## Text to read
((
September 8, 2017 1:11 PM • Updated: September 11, 2017 9:53 AM

USNI.org

Hull Maintenance Technician 1st Class James Strotler welds a flow meter, a critical part to support the ship’s capability to produce potable water, for the reverse osmosis unit aboard USS Fort Worth (LCS-3). US Navy Photo

This article is the third in a three-part series on the changes occurring in the Littoral Combat Ship community as the fleet rapidly grows, moves to a new crewing and organizational construct and prepares for multi-ship forward operations. 

SAN DIEGO – The Littoral Combat Ship community is taking steps to both decrease the amount of overall maintenance work the ships require and increase the percentage conducted by sailors instead of contractors, several officers told USNI News during a recent visit to the San Diego waterfront.

After last year’s LCS Review that ultimately called on the Navy to increase simplicity, stability and ownershipwithin the LCS program, sailor-led maintenance is being looked at as a major way to boost ownership.

Though only a year into the implementation of the LCS Review recommendations – and ahead of funding that’s been requested to pay for the needed changes to the LCS program – some changes in LCS maintenance have already taken place on the waterfront.

LCS was originally envisioned to have a minimally manned crew that would conduct maintenance checks required more than once a month, with a contractor-led planned maintenance availability (PMAV) taking place about once a month and a longer continuous maintenance availability (CMAV) as needed for corrective and more intensive maintenance actions.

Now, Capt. Tom Workman, LCS Implementation Team leader, told USNI News from his office at Naval Amphibious Base Coronado, “we have a certain amount of maintenance that’s in sailor hands, we have a certain amount of maintenance that’s in contractor hands, and over the life of the program we’d like to get more of that into sailor hands and less of it in contract hands,” he said.
“That not only decreases cost but it increases ownership.”

The LCS fleet has moved to a new organization: an LCS Squadron – LCSRON 1 in San Diego and LCSRON 2 in Mayport, Fla. – will oversee several divisions of LCS ships, and in addition to the ships’ core crews taking over some more of the routine maintenance, the LCSRONs will also have maintenance execution teams “dedicated to be able to provide a greater manpower base to start absorbing some more of that contractor maintenance,” Workman explained.

At the same time, the fleet is learning more about what it takes to keep the ships ready to operate forward, through forward operations out of Singapore by USS Freedom (LCS-1), USS Fort Worth (LCS-3) and USS Coronado (LCS-4). The first four ships in the class are somewhat different than hulls 5 and beyond, but Workman said the fleet would be looking to learn from the 2018 deployments – expected to include at least USS Detroit (LCS-7) and USS Montgomery (LCS-8) – to help find more efficient ways to conduct maintenance on those later ships, with an eye towards reducing the man hours it takes to keep the ships ready while forward deployed. The hope is that PMAVs can be shortened, or they can be scheduled farther apart, Workman said – “any of that that we can do contributes to more operational availability forward, which was and is the number-one objective.”

If successful, then, the Navy would be both conducting less maintenance on the ships and allowing the sailors to perform a greater portion of that work.
))
Rewrite the passage on Littoral Combat Ship maintenance, beginning at the words "If successful, then, the" and stopping after "of that work.", with "sailors" changed to "crews".

Data extracted from a collection
((
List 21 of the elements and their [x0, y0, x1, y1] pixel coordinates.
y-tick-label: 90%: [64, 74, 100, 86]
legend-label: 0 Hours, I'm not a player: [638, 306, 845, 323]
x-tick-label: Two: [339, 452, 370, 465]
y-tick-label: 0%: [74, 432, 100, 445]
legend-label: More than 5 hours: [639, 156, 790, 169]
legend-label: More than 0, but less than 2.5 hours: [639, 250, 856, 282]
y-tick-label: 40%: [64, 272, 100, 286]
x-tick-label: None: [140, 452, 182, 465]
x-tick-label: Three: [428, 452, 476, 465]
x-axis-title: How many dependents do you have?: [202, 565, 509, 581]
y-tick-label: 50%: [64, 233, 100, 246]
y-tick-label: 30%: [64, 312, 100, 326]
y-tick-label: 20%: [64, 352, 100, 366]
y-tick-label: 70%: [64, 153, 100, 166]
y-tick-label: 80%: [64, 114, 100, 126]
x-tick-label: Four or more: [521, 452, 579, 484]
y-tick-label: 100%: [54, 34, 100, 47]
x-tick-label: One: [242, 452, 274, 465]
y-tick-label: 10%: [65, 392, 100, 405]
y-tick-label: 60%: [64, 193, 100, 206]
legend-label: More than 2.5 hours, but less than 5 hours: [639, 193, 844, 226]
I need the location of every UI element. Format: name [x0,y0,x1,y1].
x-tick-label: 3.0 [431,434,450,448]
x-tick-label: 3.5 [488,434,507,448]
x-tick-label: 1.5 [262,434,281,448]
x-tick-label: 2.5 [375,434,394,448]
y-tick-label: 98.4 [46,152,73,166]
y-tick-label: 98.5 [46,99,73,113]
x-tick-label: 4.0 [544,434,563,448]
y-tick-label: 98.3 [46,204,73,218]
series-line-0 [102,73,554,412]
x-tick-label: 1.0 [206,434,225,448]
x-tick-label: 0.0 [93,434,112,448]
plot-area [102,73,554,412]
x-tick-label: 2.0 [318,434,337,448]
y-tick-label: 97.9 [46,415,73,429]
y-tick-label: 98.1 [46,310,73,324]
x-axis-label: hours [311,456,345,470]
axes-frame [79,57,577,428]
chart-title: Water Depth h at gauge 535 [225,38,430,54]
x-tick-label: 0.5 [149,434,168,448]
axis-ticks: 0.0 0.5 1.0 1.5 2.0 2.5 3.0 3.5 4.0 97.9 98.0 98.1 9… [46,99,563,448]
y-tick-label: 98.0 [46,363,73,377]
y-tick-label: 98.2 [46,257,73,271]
))
## Answer
If successful, then, the Navy would be both conducting less maintenance on the ships and allowing the crews to perform a greater portion of that work.